What is expected: Go through the entries below and collect each line with the string "ตำบล" in it.

[Saved data entries]
+ + +
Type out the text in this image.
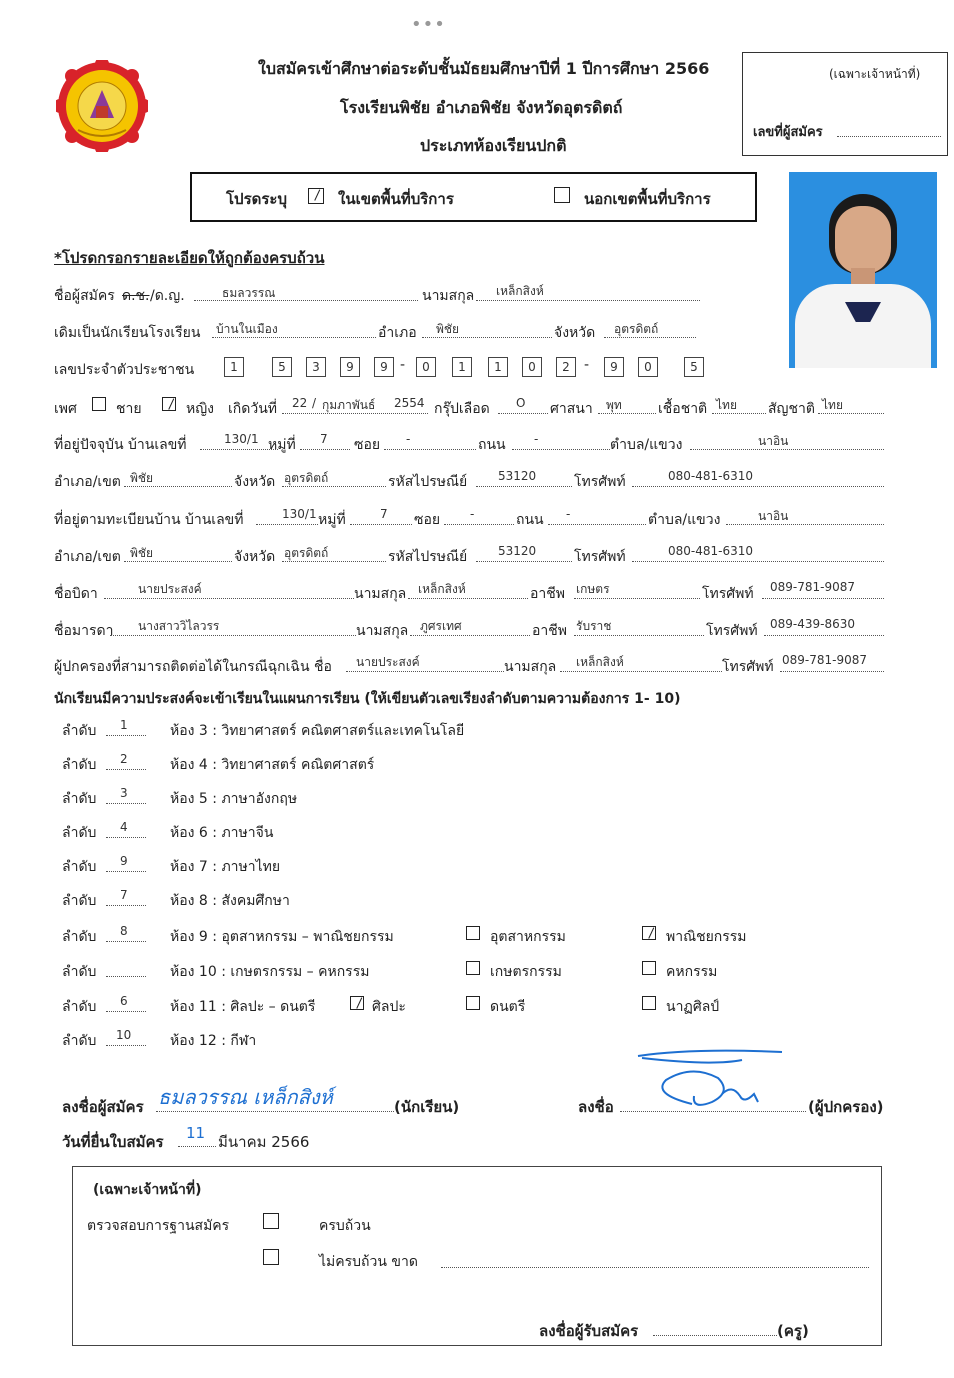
•••
ใบสมัครเข้าศึกษาต่อระดับชั้นมัธยมศึกษาปีที่ 1 ปีการศึกษา 2566
โรงเรียนพิชัย อำเภอพิชัย จังหวัดอุตรดิตถ์
ประเภทห้องเรียนปกติ
(เฉพาะเจ้าหน้าที่)
เลขที่ผู้สมัคร
โปรดระบุ	ในเขตพื้นที่บริการ	นอกเขตพื้นที่บริการ
*โปรดกรอกรายละเอียดให้ถูกต้องครบถ้วน
ชื่อผู้สมัคร ด.ช. /ด.ญ.	ธมลวรรณ	นามสกุล เหล็กสิงห์
เดิมเป็นนักเรียนโรงเรียน บ้านในเมือง	อำเภอ พิชัย	จังหวัด อุตรดิตถ์
เลขประจำตัวประชาชน	1	5	3	9	9 -	0	1	1	0	2	-	9	0	5
เพศ	ชาย	หญิง เกิดวันที่ 22 / กุมภาพันธ์ 2554 กรุ๊ปเลือด O ศาสนา พุท	เชื้อชาติ ไทย สัญชาติ ไทย
ที่อยู่ปัจจุบัน บ้านเลขที่	130/1 หมู่ที่ 7 ซอย -	ถนน -	ตำบล/แขวง	นาอิน
อำเภอ/เขต พิชัย	จังหวัด อุตรดิตถ์	รหัสไปรษณีย์	53120	โทรศัพท์	080-481-6310
ที่อยู่ตามทะเบียนบ้าน บ้านเลขที่	130/1 หมู่ที่	7 ซอย -	ถนน -	ตำบล/แขวง	นาอิน
อำเภอ/เขต พิชัย	จังหวัด อุตรดิตถ์	รหัสไปรษณีย์	53120	โทรศัพท์	080-481-6310
ชื่อบิดา	นายประสงค์	นามสกุล เหล็กสิงห์	อาชีพ เกษตร	โทรศัพท์ 089-781-9087
ชื่อมารดา นางสาววิไลวรร	นามสกุล ภูศรเทศ	อาชีพ รับราช	โทรศัพท์ 089-439-8630
ผู้ปกครองที่สามารถติดต่อได้ในกรณีฉุกเฉิน ชื่อ นายประสงค์	นามสกุล เหล็กสิงห์	โทรศัพท์ 089-781-9087
นักเรียนมีความประสงค์จะเข้าเรียนในแผนการเรียน (ให้เขียนตัวเลขเรียงลำดับตามความต้องการ 1- 10)
ลำดับ 1	ห้อง 3 : วิทยาศาสตร์ คณิตศาสตร์และเทคโนโลยี
ลำดับ 2	ห้อง 4 : วิทยาศาสตร์ คณิตศาสตร์
ลำดับ 3	ห้อง 5 : ภาษาอังกฤษ
ลำดับ 4	ห้อง 6 : ภาษาจีน
ลำดับ 9	ห้อง 7 : ภาษาไทย
ลำดับ 7	ห้อง 8 : สังคมศึกษา
ลำดับ 8	ห้อง 9 : อุตสาหกรรม – พาณิชยกรรม	อุตสาหกรรม	พาณิชยกรรม
ลำดับ	ห้อง 10 : เกษตรกรรม – คหกรรม	เกษตรกรรม	คหกรรม
ลำดับ 6	ห้อง 11 : ศิลปะ – ดนตรี	ศิลปะ	ดนตรี	นาฏศิลป์
ลำดับ 10	ห้อง 12 : กีฬา
ลงชื่อผู้สมัคร ธมลวรรณ เหล็กสิงห์	(นักเรียน)	ลงชื่อ	(ผู้ปกครอง)
วันที่ยื่นใบสมัคร 11 มีนาคม 2566
(เฉพาะเจ้าหน้าที่)
ตรวจสอบการฐานสมัคร	ครบถ้วน
ไม่ครบถ้วน ขาด
ลงชื่อผู้รับสมัคร	(ครู)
+ + +
Exercise answer:
ที่อยู่ปัจจุบัน บ้านเลขที่	130/1 หมู่ที่ 7 ซอย -	ถนน -	ตำบล/แขวง	นาอิน
ที่อยู่ตามทะเบียนบ้าน บ้านเลขที่	130/1 หมู่ที่	7 ซอย -	ถนน -	ตำบล/แขวง	นาอิน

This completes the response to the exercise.